** BEGIN SUPPLIED DATA **
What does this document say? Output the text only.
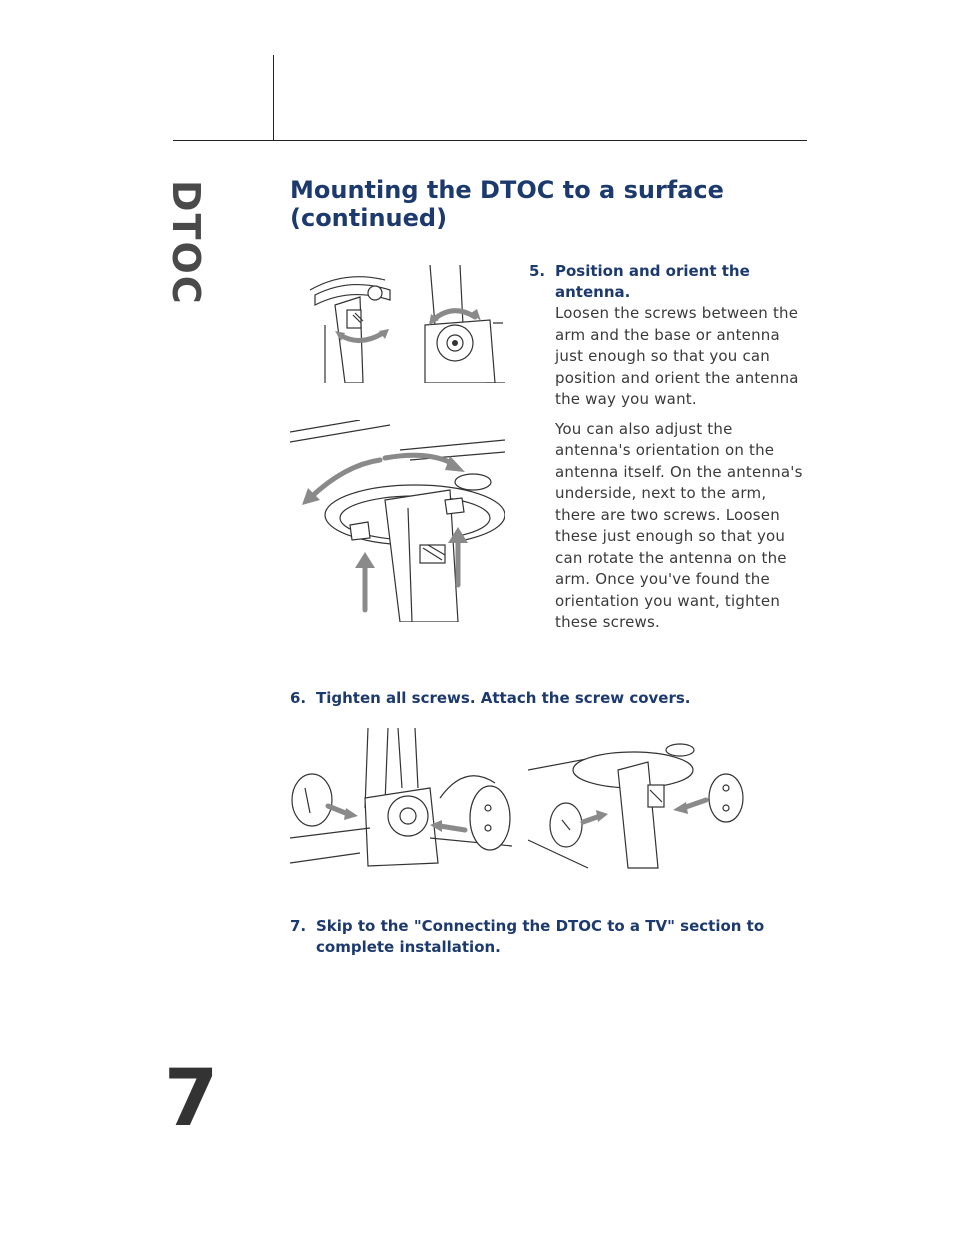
DTOC	Mounting the DTOC to a surface (continued)
5. Position and orient the antenna.

Loosen the screws between the arm and the base or antenna just enough so that you can position and orient the antenna the way you want.

You can also adjust the antenna's orientation on the antenna itself. On the antenna's underside, next to the arm, there are two screws. Loosen these just enough so that you can rotate the antenna on the arm. Once you've found the orientation you want, tighten these screws.

6. Tighten all screws. Attach the screw covers.
7. Skip to the "Connecting the DTOC to a TV" section to complete installation.
7
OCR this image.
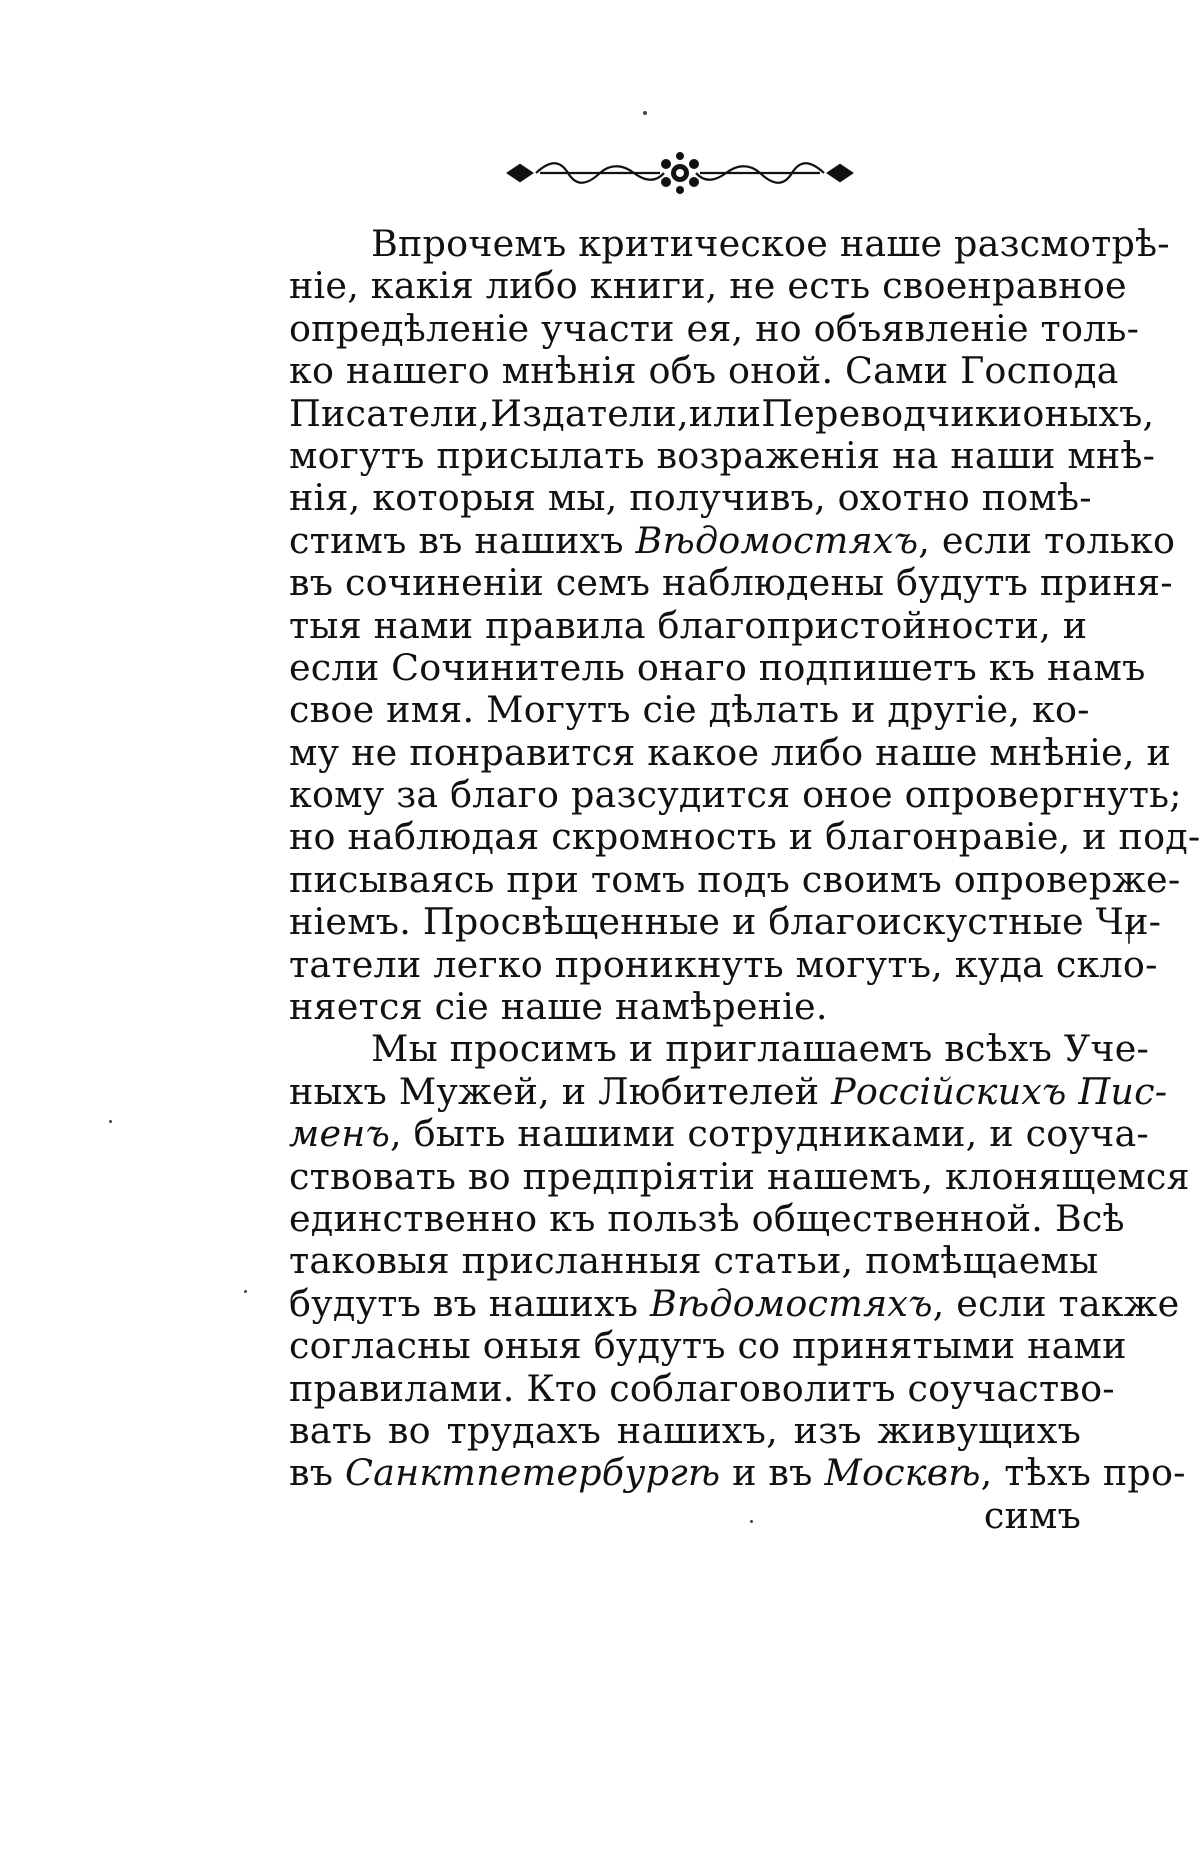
Впрочемъ критическое наше разсмотрѣ-
ніе, какія либо книги, не есть своенравное
опредѣленіе участи ея, но объявленіе толь-
ко нашего мнѣнія объ оной. Сами Господа
Писатели,Издатели,илиПереводчикионыхъ,
могутъ присылать возраженія на наши мнѣ-
нія, которыя мы, получивъ, охотно помѣ-
стимъ въ нашихъ Вѣдомостяхъ, если только
въ сочиненіи семъ наблюдены будутъ приня-
тыя нами правила благопристойности, и
если Сочинитель онаго подпишетъ къ намъ
свое имя. Могутъ сіе дѣлать и другіе, ко-
му не понравится какое либо наше мнѣніе, и
кому за благо разсудится оное опровергнуть;
но наблюдая скромность и благонравіе, и под-
писываясь при томъ подъ своимъ опроверже-
ніемъ. Просвѣщенные и благоискустные Чи-
татели легко проникнуть могутъ, куда скло-
няется сіе наше намѣреніе.
Мы просимъ и приглашаемъ всѣхъ Уче-
ныхъ Мужей, и Любителей Россійскихъ Пис-
менъ, быть нашими сотрудниками, и соуча-
ствовать во предпріятіи нашемъ, клонящемся
единственно къ пользѣ общественной. Всѣ
таковыя присланныя статьи, помѣщаемы
будутъ въ нашихъ Вѣдомостяхъ, если также
согласны оныя будутъ со принятыми нами
правилами. Кто соблаговолитъ соучаство-
вать во трудахъ нашихъ, изъ живущихъ
въ Санктпетербургѣ и въ Москвѣ, тѣхъ про-
симъ
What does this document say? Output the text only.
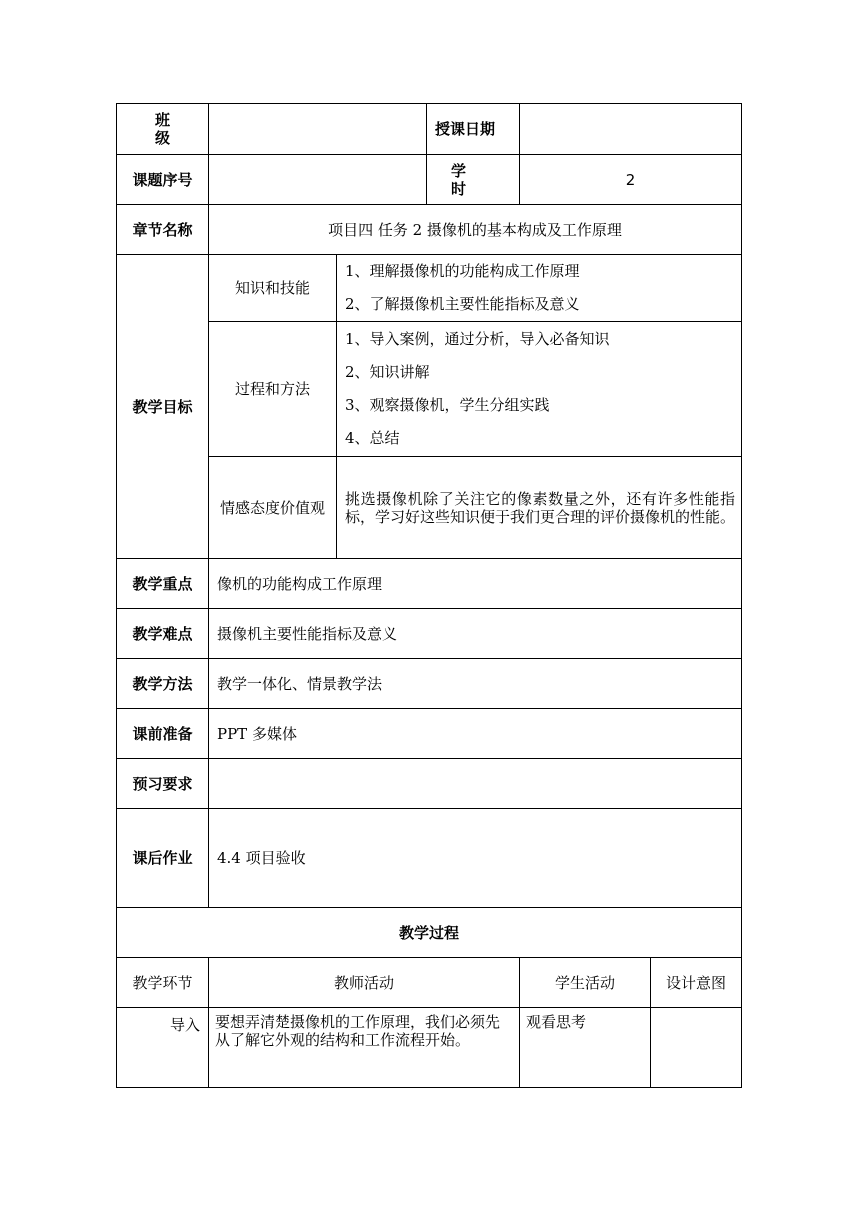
班级			授课日期		
课题序号			学时	2	
章节名称	项目四 任务 2 摄像机的基本构成及工作原理				
教学目标	知识和技能	1、理解摄像机的功能构成工作原理
2、了解摄像机主要性能指标及意义			

	过程和方法	1、导入案例，通过分析，导入必备知识
2、知识讲解
3、观察摄像机，学生分组实践
4、总结			

	情感态度价值观	挑选摄像机除了关注它的像素数量之外，还有许多性能指标，学习好这些知识便于我们更合理的评价摄像机的性能。			
教学重点	像机的功能构成工作原理				
教学难点	摄像机主要性能指标及意义				
教学方法	教学一体化、情景教学法				
课前准备	PPT 多媒体				
预习要求					
课后作业	4.4 项目验收				
教学过程					
教学环节	教师活动			学生活动	设计意图
导入	要想弄清楚摄像机的工作原理，我们必须先从了解它外观的结构和工作流程开始。			观看思考	
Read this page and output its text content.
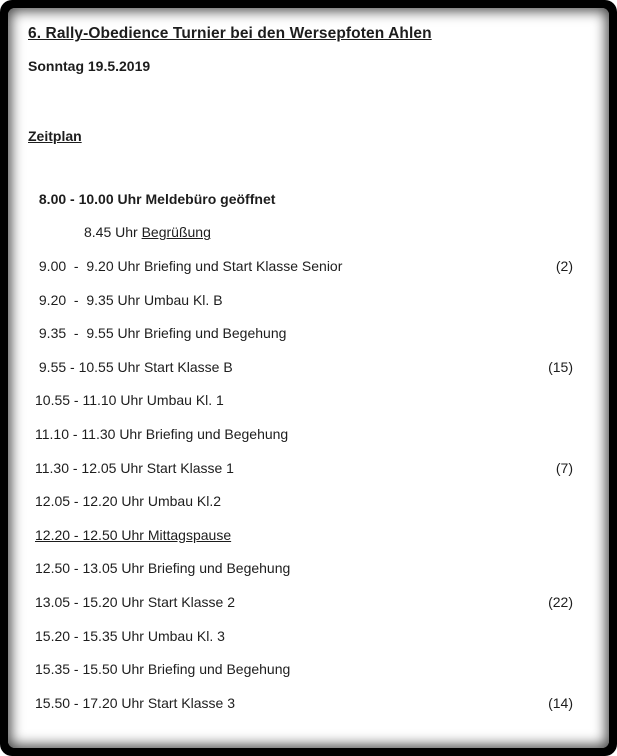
6. Rally-Obedience Turnier bei den Wersepfoten Ahlen
Sonntag 19.5.2019
Zeitplan
8.00 - 10.00 Uhr Meldebüro geöffnet
8.45 Uhr Begrüßung
9.00  -  9.20 Uhr Briefing und Start Klasse Senior	(2)
9.20  -  9.35 Uhr Umbau Kl. B
9.35  -  9.55 Uhr Briefing und Begehung
9.55 - 10.55 Uhr Start Klasse B	(15)
10.55 - 11.10 Uhr Umbau Kl. 1
11.10 - 11.30 Uhr Briefing und Begehung
11.30 - 12.05 Uhr Start Klasse 1	(7)
12.05 - 12.20 Uhr Umbau Kl.2
12.20 - 12.50 Uhr Mittagspause
12.50 - 13.05 Uhr Briefing und Begehung
13.05 - 15.20 Uhr Start Klasse 2	(22)
15.20 - 15.35 Uhr Umbau Kl. 3
15.35 - 15.50 Uhr Briefing und Begehung
15.50 - 17.20 Uhr Start Klasse 3	(14)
** END SUPPLIED DATA **
Write the lines above out again exactly, without any of their pictures.

--- REPLY ---
What does this document say? Output the text only.
DTOC	Mounting the DTOC to a surface (continued)
5. Position and orient the antenna.

Loosen the screws between the arm and the base or antenna just enough so that you can position and orient the antenna the way you want.

You can also adjust the antenna's orientation on the antenna itself. On the antenna's underside, next to the arm, there are two screws. Loosen these just enough so that you can rotate the antenna on the arm. Once you've found the orientation you want, tighten these screws.

6. Tighten all screws. Attach the screw covers.
7. Skip to the "Connecting the DTOC to a TV" section to complete installation.
7
OCR this image.
Впрочемъ критическое наше разсмотрѣ-
ніе, какія либо книги, не есть своенравное
опредѣленіе участи ея, но объявленіе толь-
ко нашего мнѣнія объ оной. Сами Господа
Писатели,Издатели,илиПереводчикионыхъ,
могутъ присылать возраженія на наши мнѣ-
нія, которыя мы, получивъ, охотно помѣ-
стимъ въ нашихъ Вѣдомостяхъ, если только
въ сочиненіи семъ наблюдены будутъ приня-
тыя нами правила благопристойности, и
если Сочинитель онаго подпишетъ къ намъ
свое имя. Могутъ сіе дѣлать и другіе, ко-
му не понравится какое либо наше мнѣніе, и
кому за благо разсудится оное опровергнуть;
но наблюдая скромность и благонравіе, и под-
писываясь при томъ подъ своимъ опроверже-
ніемъ. Просвѣщенные и благоискустные Чи-
татели легко проникнуть могутъ, куда скло-
няется сіе наше намѣреніе.
Мы просимъ и приглашаемъ всѣхъ Уче-
ныхъ Мужей, и Любителей Россійскихъ Пис-
менъ, быть нашими сотрудниками, и соуча-
ствовать во предпріятіи нашемъ, клонящемся
единственно къ пользѣ общественной. Всѣ
таковыя присланныя статьи, помѣщаемы
будутъ въ нашихъ Вѣдомостяхъ, если также
согласны оныя будутъ со принятыми нами
правилами. Кто соблаговолитъ соучаство-
вать во трудахъ нашихъ, изъ живущихъ
въ Санктпетербургѣ и въ Москвѣ, тѣхъ про-
симъ
What does this document say? Output the text only.
班级			授课日期		
课题序号			学时	2	
章节名称	项目四 任务 2 摄像机的基本构成及工作原理				
教学目标	知识和技能	1、理解摄像机的功能构成工作原理
2、了解摄像机主要性能指标及意义			

	过程和方法	1、导入案例，通过分析，导入必备知识
2、知识讲解
3、观察摄像机，学生分组实践
4、总结			

	情感态度价值观	挑选摄像机除了关注它的像素数量之外，还有许多性能指标，学习好这些知识便于我们更合理的评价摄像机的性能。			
教学重点	像机的功能构成工作原理				
教学难点	摄像机主要性能指标及意义				
教学方法	教学一体化、情景教学法				
课前准备	PPT 多媒体				
预习要求					
课后作业	4.4 项目验收				
教学过程					
教学环节	教师活动			学生活动	设计意图
导入	要想弄清楚摄像机的工作原理，我们必须先从了解它外观的结构和工作流程开始。			观看思考	
Read this page and output its text content.
6. Rally-Obedience Turnier bei den Wersepfoten Ahlen
Sonntag 19.5.2019
Zeitplan
8.00 - 10.00 Uhr Meldebüro geöffnet
8.45 Uhr Begrüßung
9.00  -  9.20 Uhr Briefing und Start Klasse Senior	(2)
9.20  -  9.35 Uhr Umbau Kl. B
9.35  -  9.55 Uhr Briefing und Begehung
9.55 - 10.55 Uhr Start Klasse B	(15)
10.55 - 11.10 Uhr Umbau Kl. 1
11.10 - 11.30 Uhr Briefing und Begehung
11.30 - 12.05 Uhr Start Klasse 1	(7)
12.05 - 12.20 Uhr Umbau Kl.2
12.20 - 12.50 Uhr Mittagspause
12.50 - 13.05 Uhr Briefing und Begehung
13.05 - 15.20 Uhr Start Klasse 2	(22)
15.20 - 15.35 Uhr Umbau Kl. 3
15.35 - 15.50 Uhr Briefing und Begehung
15.50 - 17.20 Uhr Start Klasse 3	(14)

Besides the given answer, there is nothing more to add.